### WHAT NEEDS TO BE DONE
Exclude the pictures, then copy all remaining records exactly.

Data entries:
^^^^

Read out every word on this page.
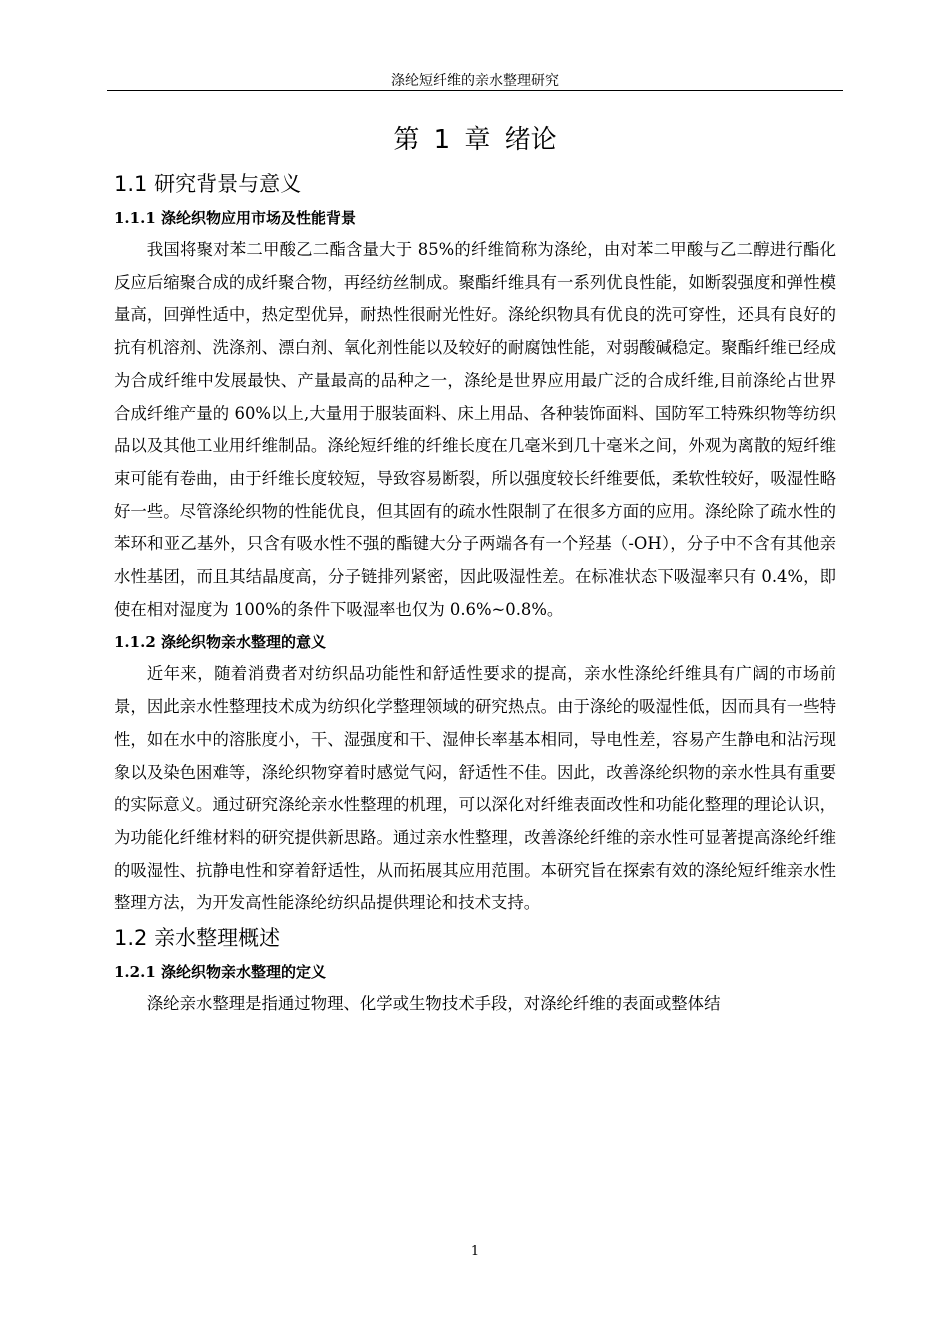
涤纶短纤维的亲水整理研究
第 1 章 绪论
1.1 研究背景与意义
1.1.1 涤纶织物应用市场及性能背景

我国将聚对苯二甲酸乙二酯含量大于 85%的纤维简称为涤纶，由对苯二甲酸与乙二醇进行酯化反应后缩聚合成的成纤聚合物，再经纺丝制成。聚酯纤维具有一系列优良性能，如断裂强度和弹性模量高，回弹性适中，热定型优异，耐热性很耐光性好。涤纶织物具有优良的洗可穿性，还具有良好的抗有机溶剂、洗涤剂、漂白剂、氧化剂性能以及较好的耐腐蚀性能，对弱酸碱稳定。聚酯纤维已经成为合成纤维中发展最快、产量最高的品种之一，涤纶是世界应用最广泛的合成纤维,目前涤纶占世界合成纤维产量的 60%以上,大量用于服装面料、床上用品、各种装饰面料、国防军工特殊织物等纺织品以及其他工业用纤维制品。涤纶短纤维的纤维长度在几毫米到几十毫米之间，外观为离散的短纤维束可能有卷曲，由于纤维长度较短，导致容易断裂，所以强度较长纤维要低，柔软性较好，吸湿性略好一些。尽管涤纶织物的性能优良，但其固有的疏水性限制了在很多方面的应用。涤纶除了疏水性的苯环和亚乙基外，只含有吸水性不强的酯键大分子两端各有一个羟基（-OH），分子中不含有其他亲水性基团，而且其结晶度高，分子链排列紧密，因此吸湿性差。在标准状态下吸湿率只有 0.4%，即使在相对湿度为 100%的条件下吸湿率也仅为 0.6%~0.8%。

1.1.2 涤纶织物亲水整理的意义

近年来，随着消费者对纺织品功能性和舒适性要求的提高，亲水性涤纶纤维具有广阔的市场前景，因此亲水性整理技术成为纺织化学整理领域的研究热点。由于涤纶的吸湿性低，因而具有一些特性，如在水中的溶胀度小，干、湿强度和干、湿伸长率基本相同，导电性差，容易产生静电和沾污现象以及染色困难等，涤纶织物穿着时感觉气闷，舒适性不佳。因此，改善涤纶织物的亲水性具有重要的实际意义。通过研究涤纶亲水性整理的机理，可以深化对纤维表面改性和功能化整理的理论认识，为功能化纤维材料的研究提供新思路。通过亲水性整理，改善涤纶纤维的亲水性可显著提高涤纶纤维的吸湿性、抗静电性和穿着舒适性，从而拓展其应用范围。本研究旨在探索有效的涤纶短纤维亲水性整理方法，为开发高性能涤纶纺织品提供理论和技术支持。

1.2 亲水整理概述
1.2.1 涤纶织物亲水整理的定义

涤纶亲水整理是指通过物理、化学或生物技术手段，对涤纶纤维的表面或整体结

1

^^^^

### WORKED ANSWER
Read out every word on this page.
涤纶短纤维的亲水整理研究
第 1 章 绪论
1.1 研究背景与意义
1.1.1 涤纶织物应用市场及性能背景

我国将聚对苯二甲酸乙二酯含量大于 85%的纤维简称为涤纶，由对苯二甲酸与乙二醇进行酯化反应后缩聚合成的成纤聚合物，再经纺丝制成。聚酯纤维具有一系列优良性能，如断裂强度和弹性模量高，回弹性适中，热定型优异，耐热性很耐光性好。涤纶织物具有优良的洗可穿性，还具有良好的抗有机溶剂、洗涤剂、漂白剂、氧化剂性能以及较好的耐腐蚀性能，对弱酸碱稳定。聚酯纤维已经成为合成纤维中发展最快、产量最高的品种之一，涤纶是世界应用最广泛的合成纤维,目前涤纶占世界合成纤维产量的 60%以上,大量用于服装面料、床上用品、各种装饰面料、国防军工特殊织物等纺织品以及其他工业用纤维制品。涤纶短纤维的纤维长度在几毫米到几十毫米之间，外观为离散的短纤维束可能有卷曲，由于纤维长度较短，导致容易断裂，所以强度较长纤维要低，柔软性较好，吸湿性略好一些。尽管涤纶织物的性能优良，但其固有的疏水性限制了在很多方面的应用。涤纶除了疏水性的苯环和亚乙基外，只含有吸水性不强的酯键大分子两端各有一个羟基（-OH），分子中不含有其他亲水性基团，而且其结晶度高，分子链排列紧密，因此吸湿性差。在标准状态下吸湿率只有 0.4%，即使在相对湿度为 100%的条件下吸湿率也仅为 0.6%~0.8%。

1.1.2 涤纶织物亲水整理的意义

近年来，随着消费者对纺织品功能性和舒适性要求的提高，亲水性涤纶纤维具有广阔的市场前景，因此亲水性整理技术成为纺织化学整理领域的研究热点。由于涤纶的吸湿性低，因而具有一些特性，如在水中的溶胀度小，干、湿强度和干、湿伸长率基本相同，导电性差，容易产生静电和沾污现象以及染色困难等，涤纶织物穿着时感觉气闷，舒适性不佳。因此，改善涤纶织物的亲水性具有重要的实际意义。通过研究涤纶亲水性整理的机理，可以深化对纤维表面改性和功能化整理的理论认识，为功能化纤维材料的研究提供新思路。通过亲水性整理，改善涤纶纤维的亲水性可显著提高涤纶纤维的吸湿性、抗静电性和穿着舒适性，从而拓展其应用范围。本研究旨在探索有效的涤纶短纤维亲水性整理方法，为开发高性能涤纶纺织品提供理论和技术支持。

1.2 亲水整理概述
1.2.1 涤纶织物亲水整理的定义

涤纶亲水整理是指通过物理、化学或生物技术手段，对涤纶纤维的表面或整体结

1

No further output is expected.